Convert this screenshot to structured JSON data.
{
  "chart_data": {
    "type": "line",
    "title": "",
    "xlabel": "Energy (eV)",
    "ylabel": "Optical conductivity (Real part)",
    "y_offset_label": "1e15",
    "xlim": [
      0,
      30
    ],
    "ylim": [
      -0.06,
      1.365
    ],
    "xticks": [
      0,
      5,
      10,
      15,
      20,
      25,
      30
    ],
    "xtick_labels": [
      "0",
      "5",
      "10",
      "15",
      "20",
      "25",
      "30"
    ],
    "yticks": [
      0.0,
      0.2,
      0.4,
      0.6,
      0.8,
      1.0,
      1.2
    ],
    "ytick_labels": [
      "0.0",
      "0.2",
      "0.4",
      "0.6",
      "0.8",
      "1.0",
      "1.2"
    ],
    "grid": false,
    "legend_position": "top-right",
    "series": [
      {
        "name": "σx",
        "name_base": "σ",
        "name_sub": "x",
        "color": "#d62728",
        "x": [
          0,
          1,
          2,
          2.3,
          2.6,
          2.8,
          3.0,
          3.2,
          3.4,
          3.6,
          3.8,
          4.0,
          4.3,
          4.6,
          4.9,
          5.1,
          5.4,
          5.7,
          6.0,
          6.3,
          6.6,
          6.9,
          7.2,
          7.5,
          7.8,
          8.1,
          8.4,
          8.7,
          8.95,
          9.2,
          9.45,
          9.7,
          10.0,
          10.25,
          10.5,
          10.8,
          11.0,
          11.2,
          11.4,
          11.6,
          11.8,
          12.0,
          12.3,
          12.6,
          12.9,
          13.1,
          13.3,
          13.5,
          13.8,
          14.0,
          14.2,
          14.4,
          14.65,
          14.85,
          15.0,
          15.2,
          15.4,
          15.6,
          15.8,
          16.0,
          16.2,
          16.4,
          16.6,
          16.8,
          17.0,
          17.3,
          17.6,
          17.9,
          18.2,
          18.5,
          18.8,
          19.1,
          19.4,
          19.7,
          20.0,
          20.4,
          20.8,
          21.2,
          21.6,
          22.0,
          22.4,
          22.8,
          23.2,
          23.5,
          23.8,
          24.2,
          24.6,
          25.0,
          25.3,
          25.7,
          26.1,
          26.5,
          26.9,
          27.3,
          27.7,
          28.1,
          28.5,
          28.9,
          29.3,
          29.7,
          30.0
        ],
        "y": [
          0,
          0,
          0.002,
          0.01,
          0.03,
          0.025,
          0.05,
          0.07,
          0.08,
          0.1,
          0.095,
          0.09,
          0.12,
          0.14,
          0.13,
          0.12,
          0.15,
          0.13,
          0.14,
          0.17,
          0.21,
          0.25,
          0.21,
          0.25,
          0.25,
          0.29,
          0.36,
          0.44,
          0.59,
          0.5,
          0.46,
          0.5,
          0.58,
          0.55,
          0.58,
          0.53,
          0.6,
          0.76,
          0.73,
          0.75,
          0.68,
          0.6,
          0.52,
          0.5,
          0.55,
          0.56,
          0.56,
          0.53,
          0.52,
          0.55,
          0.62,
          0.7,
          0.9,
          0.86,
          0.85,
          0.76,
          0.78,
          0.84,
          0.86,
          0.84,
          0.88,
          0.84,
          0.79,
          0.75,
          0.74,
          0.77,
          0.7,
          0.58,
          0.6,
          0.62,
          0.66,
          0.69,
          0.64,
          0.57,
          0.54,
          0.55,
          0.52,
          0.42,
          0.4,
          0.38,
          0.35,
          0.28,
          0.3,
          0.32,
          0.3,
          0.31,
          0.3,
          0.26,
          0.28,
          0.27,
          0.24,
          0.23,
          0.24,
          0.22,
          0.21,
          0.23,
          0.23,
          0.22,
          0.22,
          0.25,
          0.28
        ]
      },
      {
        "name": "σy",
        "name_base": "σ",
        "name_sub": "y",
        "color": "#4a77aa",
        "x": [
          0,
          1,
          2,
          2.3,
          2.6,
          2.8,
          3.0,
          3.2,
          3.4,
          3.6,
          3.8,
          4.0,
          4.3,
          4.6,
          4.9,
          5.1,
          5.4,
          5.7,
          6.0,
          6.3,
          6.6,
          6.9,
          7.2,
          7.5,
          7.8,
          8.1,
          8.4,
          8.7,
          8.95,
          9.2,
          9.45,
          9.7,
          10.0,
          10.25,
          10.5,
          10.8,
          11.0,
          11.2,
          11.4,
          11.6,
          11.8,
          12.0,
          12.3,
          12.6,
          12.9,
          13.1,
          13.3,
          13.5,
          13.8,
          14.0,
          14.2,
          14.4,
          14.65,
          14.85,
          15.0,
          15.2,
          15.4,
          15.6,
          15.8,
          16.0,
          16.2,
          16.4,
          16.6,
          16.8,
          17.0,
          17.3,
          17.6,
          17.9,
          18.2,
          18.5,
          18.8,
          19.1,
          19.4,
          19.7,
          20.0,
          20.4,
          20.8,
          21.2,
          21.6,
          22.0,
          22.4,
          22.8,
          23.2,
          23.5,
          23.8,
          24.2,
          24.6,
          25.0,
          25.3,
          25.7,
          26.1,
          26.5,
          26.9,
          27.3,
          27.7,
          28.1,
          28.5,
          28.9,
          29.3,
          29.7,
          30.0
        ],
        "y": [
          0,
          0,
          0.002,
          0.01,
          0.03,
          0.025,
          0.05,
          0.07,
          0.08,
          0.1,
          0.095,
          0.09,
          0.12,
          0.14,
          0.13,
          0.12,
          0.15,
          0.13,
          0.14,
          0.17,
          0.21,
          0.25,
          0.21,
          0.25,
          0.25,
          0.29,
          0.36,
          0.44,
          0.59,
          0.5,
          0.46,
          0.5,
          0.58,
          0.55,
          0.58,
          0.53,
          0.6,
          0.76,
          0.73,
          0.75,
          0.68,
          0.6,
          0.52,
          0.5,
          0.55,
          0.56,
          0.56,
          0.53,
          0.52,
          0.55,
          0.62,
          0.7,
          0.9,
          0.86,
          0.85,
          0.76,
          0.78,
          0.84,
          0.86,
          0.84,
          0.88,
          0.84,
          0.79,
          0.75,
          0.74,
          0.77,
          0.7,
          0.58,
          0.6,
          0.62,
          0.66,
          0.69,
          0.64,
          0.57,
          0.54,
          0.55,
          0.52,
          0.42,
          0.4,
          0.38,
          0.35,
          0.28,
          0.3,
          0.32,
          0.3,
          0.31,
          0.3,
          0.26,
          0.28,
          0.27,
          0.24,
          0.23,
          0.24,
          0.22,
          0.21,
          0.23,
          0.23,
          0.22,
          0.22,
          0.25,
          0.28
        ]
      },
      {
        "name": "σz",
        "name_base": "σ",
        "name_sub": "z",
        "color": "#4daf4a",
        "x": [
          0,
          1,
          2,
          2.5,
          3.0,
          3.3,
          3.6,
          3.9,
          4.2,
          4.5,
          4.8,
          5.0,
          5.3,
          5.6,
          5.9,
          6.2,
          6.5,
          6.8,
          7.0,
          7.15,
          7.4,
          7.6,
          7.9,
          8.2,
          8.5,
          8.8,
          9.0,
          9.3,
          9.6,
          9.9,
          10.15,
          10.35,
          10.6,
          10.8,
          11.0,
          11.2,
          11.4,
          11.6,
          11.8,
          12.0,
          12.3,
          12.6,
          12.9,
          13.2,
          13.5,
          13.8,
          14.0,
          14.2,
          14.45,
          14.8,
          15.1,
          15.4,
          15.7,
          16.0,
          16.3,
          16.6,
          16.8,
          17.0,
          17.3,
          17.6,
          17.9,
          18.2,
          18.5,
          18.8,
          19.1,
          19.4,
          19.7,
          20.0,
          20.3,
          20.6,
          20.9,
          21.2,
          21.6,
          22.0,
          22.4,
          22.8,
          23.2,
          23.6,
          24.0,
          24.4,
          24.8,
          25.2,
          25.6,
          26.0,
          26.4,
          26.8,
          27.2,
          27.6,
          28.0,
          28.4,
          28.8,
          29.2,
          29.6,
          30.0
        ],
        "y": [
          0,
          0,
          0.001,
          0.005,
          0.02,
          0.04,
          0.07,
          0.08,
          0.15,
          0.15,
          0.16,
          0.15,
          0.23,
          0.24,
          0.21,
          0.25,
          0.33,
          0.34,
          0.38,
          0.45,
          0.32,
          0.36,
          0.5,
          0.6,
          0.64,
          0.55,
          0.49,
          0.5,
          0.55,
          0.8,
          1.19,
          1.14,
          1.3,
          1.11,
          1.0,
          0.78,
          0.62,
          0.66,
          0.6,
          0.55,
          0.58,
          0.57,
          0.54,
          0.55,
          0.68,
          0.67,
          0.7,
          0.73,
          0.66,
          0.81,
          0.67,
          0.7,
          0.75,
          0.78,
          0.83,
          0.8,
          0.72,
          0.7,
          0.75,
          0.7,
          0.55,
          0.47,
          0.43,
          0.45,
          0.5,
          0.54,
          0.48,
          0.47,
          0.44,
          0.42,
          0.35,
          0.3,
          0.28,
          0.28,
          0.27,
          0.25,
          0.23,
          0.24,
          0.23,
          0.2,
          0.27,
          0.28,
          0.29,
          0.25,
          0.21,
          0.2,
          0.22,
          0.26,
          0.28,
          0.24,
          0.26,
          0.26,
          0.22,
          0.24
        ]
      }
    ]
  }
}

#### TO BE DONE:
Report all lines of the data above that include the string "color".

#### FINAL ANSWER:
        "color": "#d62728",
        "color": "#4a77aa",
        "color": "#4daf4a",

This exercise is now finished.